> Exercise description:
Gather up all lines that carry the word "CLEAR".

> Stored items from a collection:
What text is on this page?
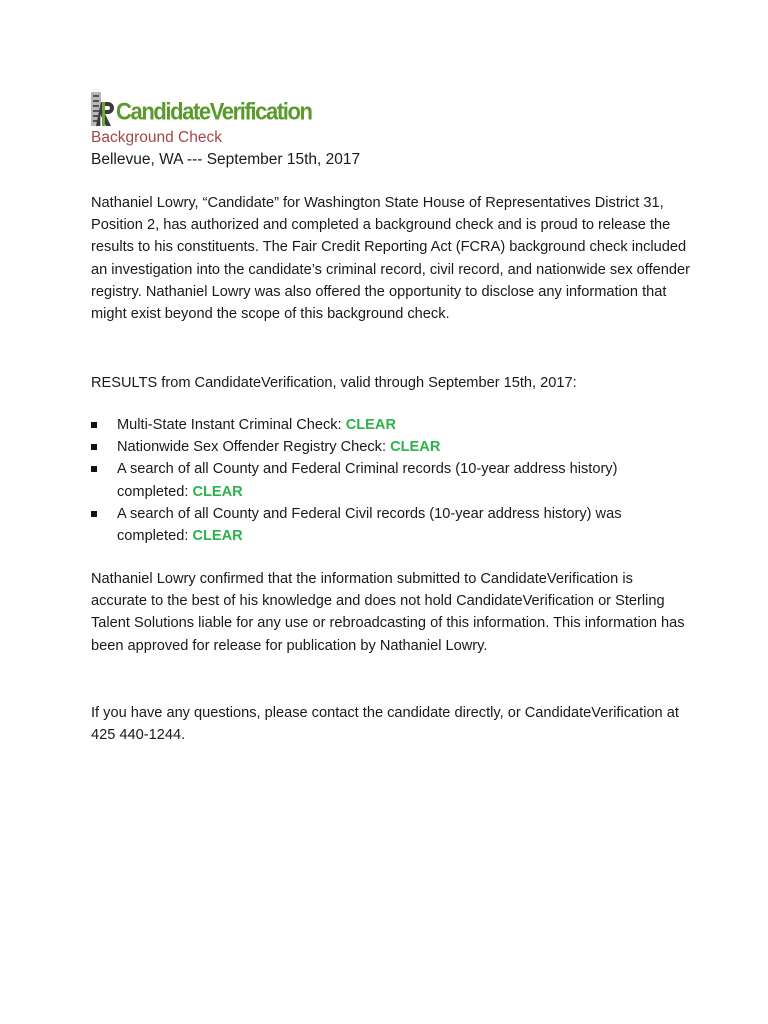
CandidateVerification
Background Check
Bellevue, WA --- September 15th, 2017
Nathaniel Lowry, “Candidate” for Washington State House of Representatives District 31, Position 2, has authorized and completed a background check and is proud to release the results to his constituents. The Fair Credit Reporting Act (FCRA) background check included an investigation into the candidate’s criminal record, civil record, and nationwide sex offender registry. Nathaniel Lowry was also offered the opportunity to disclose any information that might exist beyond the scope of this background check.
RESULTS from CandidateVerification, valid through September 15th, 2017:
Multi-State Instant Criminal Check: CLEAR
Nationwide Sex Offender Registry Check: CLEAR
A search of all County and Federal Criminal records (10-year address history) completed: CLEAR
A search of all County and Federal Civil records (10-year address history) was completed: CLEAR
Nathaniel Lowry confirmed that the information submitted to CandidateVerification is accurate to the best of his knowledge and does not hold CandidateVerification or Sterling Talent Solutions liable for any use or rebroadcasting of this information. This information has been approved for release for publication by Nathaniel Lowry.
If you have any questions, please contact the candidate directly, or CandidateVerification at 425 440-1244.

--

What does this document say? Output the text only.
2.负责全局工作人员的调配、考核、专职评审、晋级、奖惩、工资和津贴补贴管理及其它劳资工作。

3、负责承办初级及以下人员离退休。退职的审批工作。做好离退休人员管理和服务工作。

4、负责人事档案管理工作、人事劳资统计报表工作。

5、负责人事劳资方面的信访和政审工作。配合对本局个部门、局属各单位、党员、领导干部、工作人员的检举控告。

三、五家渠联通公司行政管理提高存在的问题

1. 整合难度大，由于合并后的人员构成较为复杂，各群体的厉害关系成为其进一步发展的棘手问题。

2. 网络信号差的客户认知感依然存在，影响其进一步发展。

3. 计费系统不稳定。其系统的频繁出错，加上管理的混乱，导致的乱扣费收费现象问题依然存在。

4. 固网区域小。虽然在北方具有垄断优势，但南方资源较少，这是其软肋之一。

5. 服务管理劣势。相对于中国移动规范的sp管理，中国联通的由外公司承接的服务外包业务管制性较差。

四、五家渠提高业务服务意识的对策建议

> Output of the exercise:
Multi-State Instant Criminal Check: CLEAR
Nationwide Sex Offender Registry Check: CLEAR
A search of all County and Federal Criminal records (10-year address history) completed: CLEAR
A search of all County and Federal Civil records (10-year address history) was completed: CLEAR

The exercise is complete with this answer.